Return, word for word, every line starting at the line with "Output a JSON" and ending at the final line of the entries; skip the pictures.

MATERIAL:
***

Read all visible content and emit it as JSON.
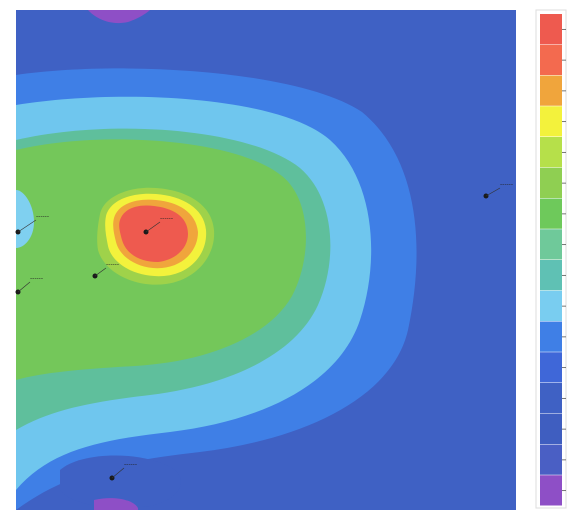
{
  "map": {
    "background": "#3f61c4",
    "zone_colors": {
      "deep_blue": "#3f61c4",
      "blue": "#3f7fe6",
      "light_blue": "#6fc6ee",
      "teal": "#5fbf9c",
      "green": "#74c75a",
      "light_green": "#9fd24a",
      "yellow": "#f3f23c",
      "orange": "#f0a53c",
      "red": "#ee5a4f",
      "purple": "#8e4fc6"
    }
  },
  "markers": [
    {
      "name": "marker-peak",
      "label": "------"
    },
    {
      "name": "marker-near-peak",
      "label": "------"
    },
    {
      "name": "marker-left-upper",
      "label": "------"
    },
    {
      "name": "marker-left-lower",
      "label": "------"
    },
    {
      "name": "marker-right",
      "label": "------"
    },
    {
      "name": "marker-bottom",
      "label": "------"
    }
  ],
  "legend": {
    "colors": [
      "#ee5a4f",
      "#f36a4f",
      "#f0a53c",
      "#f3f23c",
      "#b6e04a",
      "#8fcf52",
      "#6ec95b",
      "#6fc99a",
      "#5fc1b4",
      "#79cdf0",
      "#3f7fe6",
      "#3f67d8",
      "#3f61c4",
      "#3f5ec0",
      "#4a5fc4",
      "#8e4fc6"
    ]
  }
}
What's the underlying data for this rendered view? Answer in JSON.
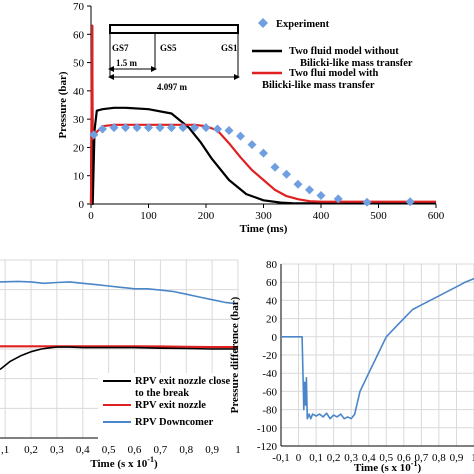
{
  "chart_data": [
    {
      "type": "line",
      "xlabel": "Time (ms)",
      "ylabel": "Pressure (bar)",
      "xlim": [
        0,
        600
      ],
      "ylim": [
        0,
        70
      ],
      "xticks": [
        "0",
        "100",
        "200",
        "300",
        "400",
        "500",
        "600"
      ],
      "yticks": [
        "0",
        "10",
        "20",
        "30",
        "40",
        "50",
        "60",
        "70"
      ],
      "grid": false,
      "legend_position": "top-right",
      "series": [
        {
          "name": "Experiment",
          "style": "diamond-markers",
          "color": "#6f9fe0",
          "x": [
            5,
            20,
            40,
            60,
            80,
            100,
            120,
            140,
            160,
            180,
            200,
            220,
            240,
            260,
            280,
            300,
            320,
            340,
            360,
            380,
            400,
            430,
            480,
            555
          ],
          "y": [
            24.5,
            26.5,
            27,
            27,
            27,
            27,
            27,
            27,
            27,
            27,
            27,
            26.5,
            26,
            24,
            21,
            18,
            13,
            10.5,
            7,
            5,
            3,
            1.8,
            0.6,
            0.8
          ]
        },
        {
          "name": "Two fluid model without Bilicki-like mass transfer",
          "style": "line",
          "color": "#000000",
          "x": [
            0,
            2,
            3,
            6,
            10,
            20,
            40,
            60,
            100,
            140,
            170,
            190,
            210,
            240,
            270,
            300,
            330,
            350,
            370,
            400,
            600
          ],
          "y": [
            0,
            63,
            0,
            26,
            33,
            33.5,
            34,
            34,
            33.5,
            32,
            27,
            22,
            16,
            8.5,
            3.5,
            1.3,
            0.5,
            0.3,
            0.2,
            0.3,
            0.3
          ]
        },
        {
          "name": "Two flui model with Bilicki-like mass transfer",
          "style": "line",
          "color": "#e02020",
          "x": [
            0,
            2,
            3,
            6,
            10,
            20,
            40,
            60,
            100,
            140,
            180,
            200,
            220,
            240,
            260,
            280,
            300,
            320,
            340,
            360,
            380,
            400,
            600
          ],
          "y": [
            0,
            63,
            23,
            24,
            25.5,
            27.5,
            28,
            28,
            28,
            28,
            28,
            27.5,
            26,
            21.5,
            16.5,
            12,
            8.5,
            5,
            2.8,
            1.7,
            1,
            0.8,
            0.8
          ]
        }
      ],
      "inset_schematic": {
        "gauges": [
          "GS7",
          "GS5",
          "GS1"
        ],
        "gauge_x_fraction": [
          0,
          0.35,
          1
        ],
        "dim_short": "1.5 m",
        "dim_long": "4.097 m"
      }
    },
    {
      "type": "line",
      "xlabel": "Time (s x 10",
      "xlabel_sup": "-1",
      "xlabel_end": ")",
      "xlim": [
        0.08,
        1.0
      ],
      "ylim": [
        -35,
        30
      ],
      "xticks": [
        ",1",
        "0,2",
        "0,3",
        "0,4",
        "0,5",
        "0,6",
        "0,7",
        "0,8",
        "0,9",
        "1"
      ],
      "xtick_values": [
        0.1,
        0.2,
        0.3,
        0.4,
        0.5,
        0.6,
        0.7,
        0.8,
        0.9,
        1.0
      ],
      "grid": true,
      "legend_position": "bottom-right",
      "series": [
        {
          "name": "RPV exit nozzle close to the break",
          "color": "#000000",
          "x": [
            0.08,
            0.12,
            0.16,
            0.2,
            0.24,
            0.28,
            0.3,
            0.35,
            0.4,
            0.5,
            0.6,
            0.7,
            0.8,
            0.9,
            1.0
          ],
          "y": [
            -10,
            -7,
            -5,
            -3.5,
            -2.5,
            -2,
            -1.8,
            -1.8,
            -2,
            -2,
            -2,
            -2.2,
            -2.3,
            -2.5,
            -2.5
          ]
        },
        {
          "name": "RPV exit nozzle",
          "color": "#e02020",
          "x": [
            0.08,
            0.2,
            0.3,
            0.4,
            0.5,
            0.6,
            0.7,
            0.8,
            0.9,
            1.0
          ],
          "y": [
            -1.5,
            -1.5,
            -1.5,
            -1.5,
            -1.5,
            -1.5,
            -1.6,
            -1.7,
            -1.8,
            -1.8
          ]
        },
        {
          "name": "RPV Downcomer",
          "color": "#4a86c8",
          "x": [
            0.08,
            0.15,
            0.2,
            0.25,
            0.3,
            0.35,
            0.4,
            0.45,
            0.5,
            0.55,
            0.6,
            0.65,
            0.7,
            0.75,
            0.8,
            0.85,
            0.9,
            0.95,
            1.0
          ],
          "y": [
            22,
            22.2,
            22,
            21.5,
            21.8,
            22,
            21.5,
            21,
            20.5,
            20,
            19.5,
            19.5,
            19,
            18.5,
            17.5,
            16.5,
            15.5,
            14.5,
            14
          ]
        }
      ]
    },
    {
      "type": "line",
      "xlabel": "Time (s x 10",
      "xlabel_sup": "-1",
      "xlabel_end": ")",
      "ylabel": "Pressure difference (bar)",
      "xlim": [
        -0.1,
        1.0
      ],
      "ylim": [
        -120,
        80
      ],
      "xticks": [
        "-0,1",
        "0",
        "0,1",
        "0,2",
        "0,3",
        "0,4",
        "0,5",
        "0,6",
        "0,7",
        "0,8",
        "0,9",
        "1"
      ],
      "xtick_values": [
        -0.1,
        0,
        0.1,
        0.2,
        0.3,
        0.4,
        0.5,
        0.6,
        0.7,
        0.8,
        0.9,
        1.0
      ],
      "yticks": [
        "-120",
        "-100",
        "-80",
        "-60",
        "-40",
        "-20",
        "0",
        "20",
        "40",
        "60",
        "80"
      ],
      "grid": true,
      "series": [
        {
          "name": "",
          "color": "#4a86c8",
          "x": [
            -0.1,
            0.02,
            0.03,
            0.035,
            0.04,
            0.045,
            0.05,
            0.06,
            0.07,
            0.08,
            0.1,
            0.12,
            0.14,
            0.16,
            0.18,
            0.2,
            0.22,
            0.24,
            0.26,
            0.28,
            0.3,
            0.32,
            0.35,
            0.4,
            0.45,
            0.5,
            0.55,
            0.6,
            0.65,
            0.7,
            0.75,
            0.8,
            0.85,
            0.9,
            0.95,
            1.0
          ],
          "y": [
            0,
            0,
            -80,
            -50,
            -75,
            -45,
            -90,
            -85,
            -90,
            -85,
            -87,
            -85,
            -88,
            -84,
            -90,
            -86,
            -88,
            -85,
            -90,
            -88,
            -90,
            -85,
            -60,
            -40,
            -20,
            0,
            10,
            20,
            30,
            35,
            40,
            45,
            50,
            55,
            60,
            64
          ]
        }
      ]
    }
  ]
}
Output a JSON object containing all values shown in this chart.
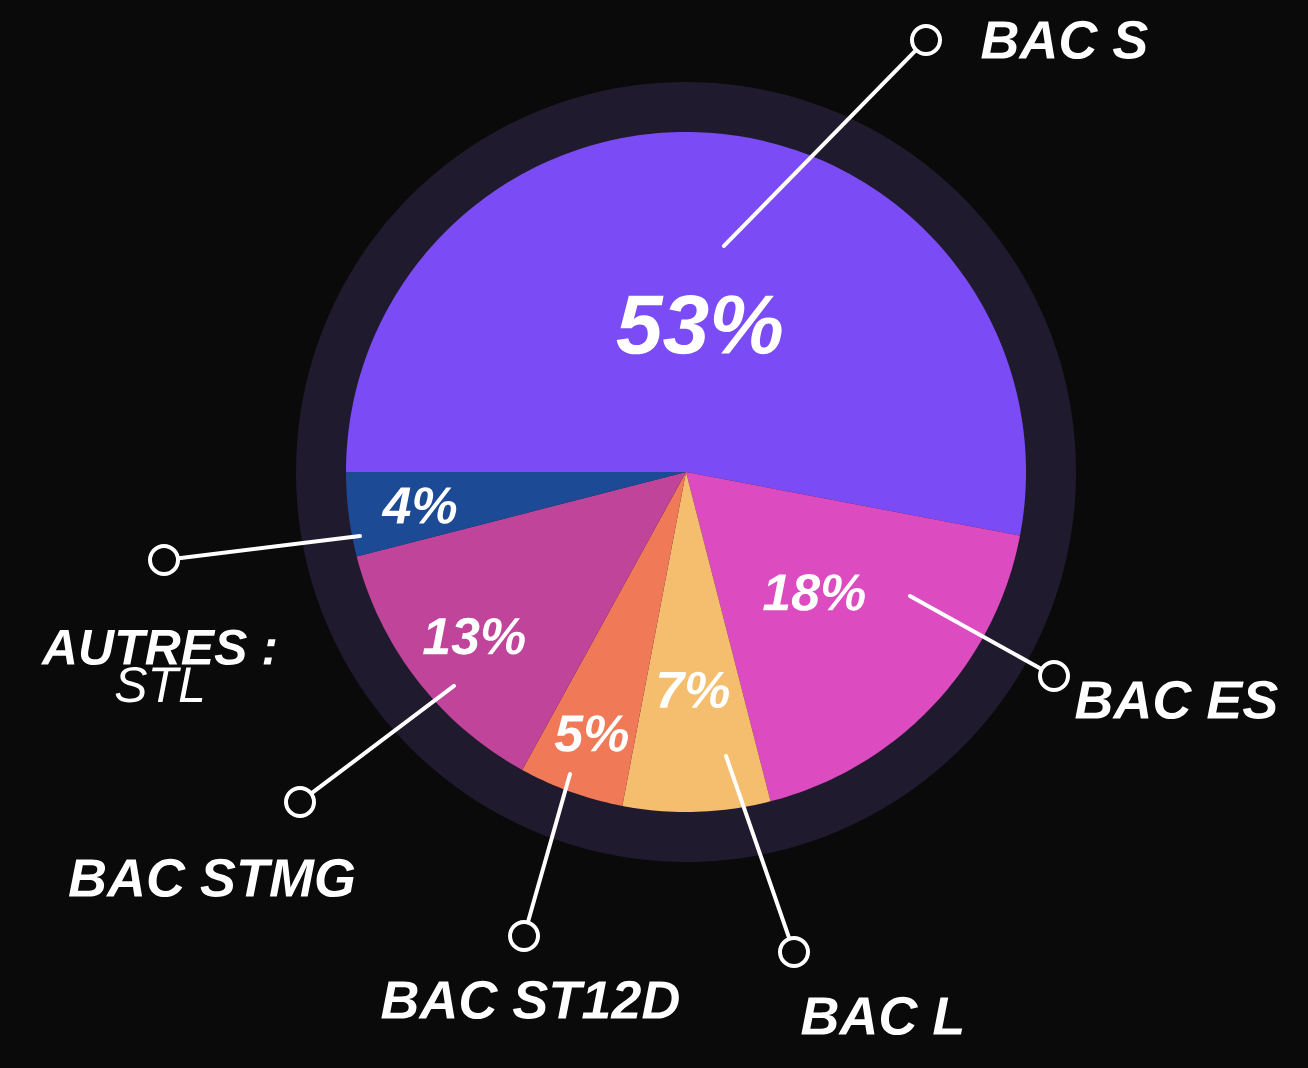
{
  "chart_data": {
    "type": "pie",
    "categories": [
      "BAC S",
      "BAC ES",
      "BAC L",
      "BAC ST12D",
      "BAC STMG",
      "**AUTRES :** STL"
    ],
    "values": [
      53,
      18,
      7,
      5,
      13,
      4
    ],
    "colors": [
      "#7b4cf5",
      "#dc4cc0",
      "#f5bd6e",
      "#f07a58",
      "#c0449a",
      "#1d4a95"
    ],
    "value_labels": [
      "53%",
      "18%",
      "7%",
      "5%",
      "13%",
      "4%"
    ]
  }
}
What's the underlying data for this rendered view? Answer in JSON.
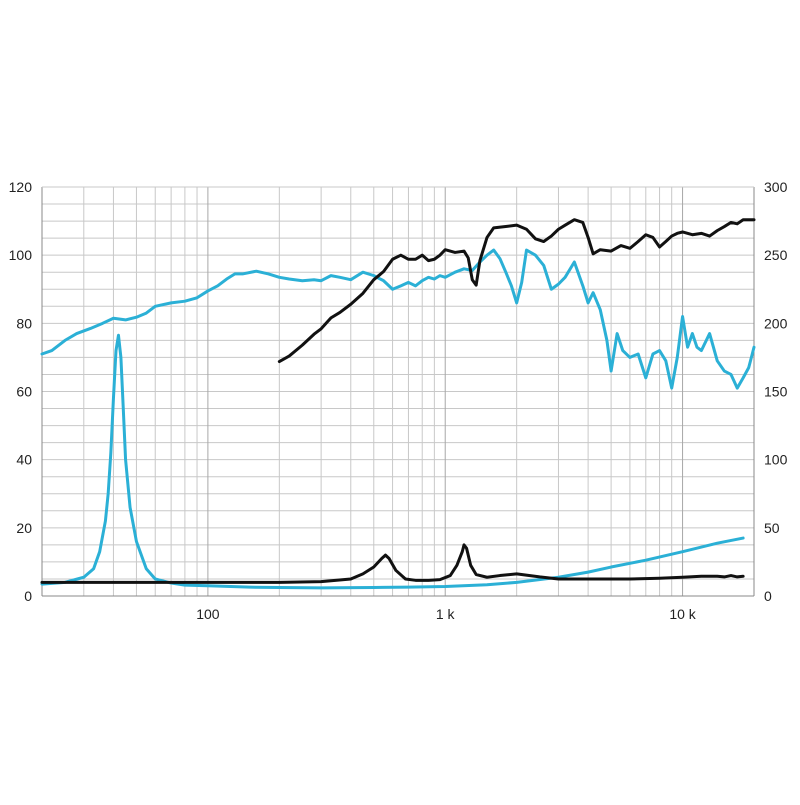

***

EXERCISE OUTPUT:
Output a JSON object containing all values shown in this chart.
{
  "chart_data": {
    "type": "pie",
    "categories": [
      "BAC S",
      "BAC ES",
      "BAC L",
      "BAC ST12D",
      "BAC STMG",
      "**AUTRES :** STL"
    ],
    "values": [
      53,
      18,
      7,
      5,
      13,
      4
    ],
    "colors": [
      "#7b4cf5",
      "#dc4cc0",
      "#f5bd6e",
      "#f07a58",
      "#c0449a",
      "#1d4a95"
    ],
    "value_labels": [
      "53%",
      "18%",
      "7%",
      "5%",
      "13%",
      "4%"
    ]
  }
}
What's the underlying data for this rendered view? Answer in JSON.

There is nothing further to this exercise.